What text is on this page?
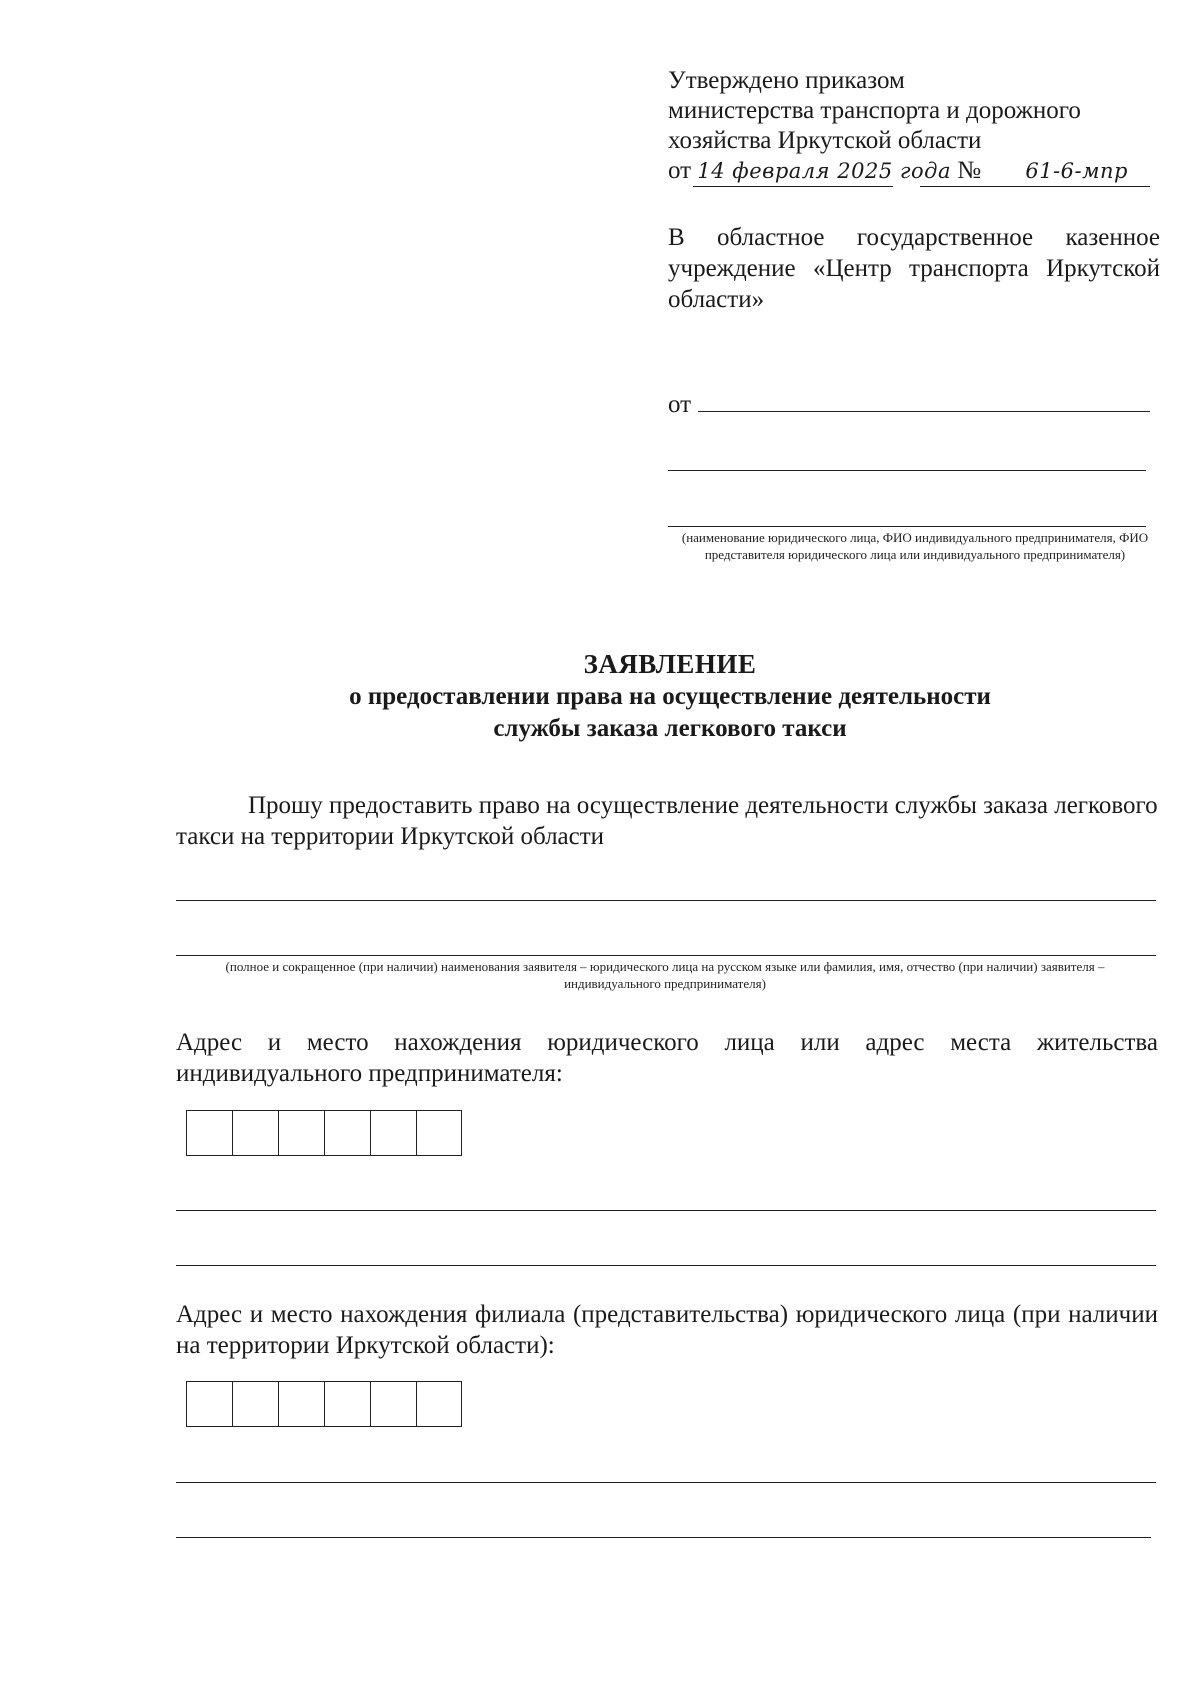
Утверждено приказом
министерства транспорта и дорожного
хозяйства Иркутской области
от 14 февраля 2025 года № 61-6-мпр
В областное государственное казенное учреждение «Центр транспорта Иркутской области»
от
(наименование юридического лица, ФИО индивидуального предпринимателя, ФИО представителя юридического лица или индивидуального предпринимателя)
ЗАЯВЛЕНИЕ
о предоставлении права на осуществление деятельности службы заказа легкового такси
Прошу предоставить право на осуществление деятельности службы заказа легкового такси на территории Иркутской области
(полное и сокращенное (при наличии) наименования заявителя – юридического лица на русском языке или фамилия, имя, отчество (при наличии) заявителя – индивидуального предпринимателя)
Адрес и место нахождения юридического лица или адрес места жительства индивидуального предпринимателя:
Адрес и место нахождения филиала (представительства) юридического лица (при наличии на территории Иркутской области):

- **AIM**:
Take the data above and repeat it exactly, leaving each picture out.

- **SOLUTION**:
What text is on this page?
Утверждено приказом
министерства транспорта и дорожного
хозяйства Иркутской области
от 14 февраля 2025 года № 61-6-мпр
В областное государственное казенное учреждение «Центр транспорта Иркутской области»
от
(наименование юридического лица, ФИО индивидуального предпринимателя, ФИО представителя юридического лица или индивидуального предпринимателя)
ЗАЯВЛЕНИЕ
о предоставлении права на осуществление деятельности службы заказа легкового такси
Прошу предоставить право на осуществление деятельности службы заказа легкового такси на территории Иркутской области
(полное и сокращенное (при наличии) наименования заявителя – юридического лица на русском языке или фамилия, имя, отчество (при наличии) заявителя – индивидуального предпринимателя)
Адрес и место нахождения юридического лица или адрес места жительства индивидуального предпринимателя:
Адрес и место нахождения филиала (представительства) юридического лица (при наличии на территории Иркутской области):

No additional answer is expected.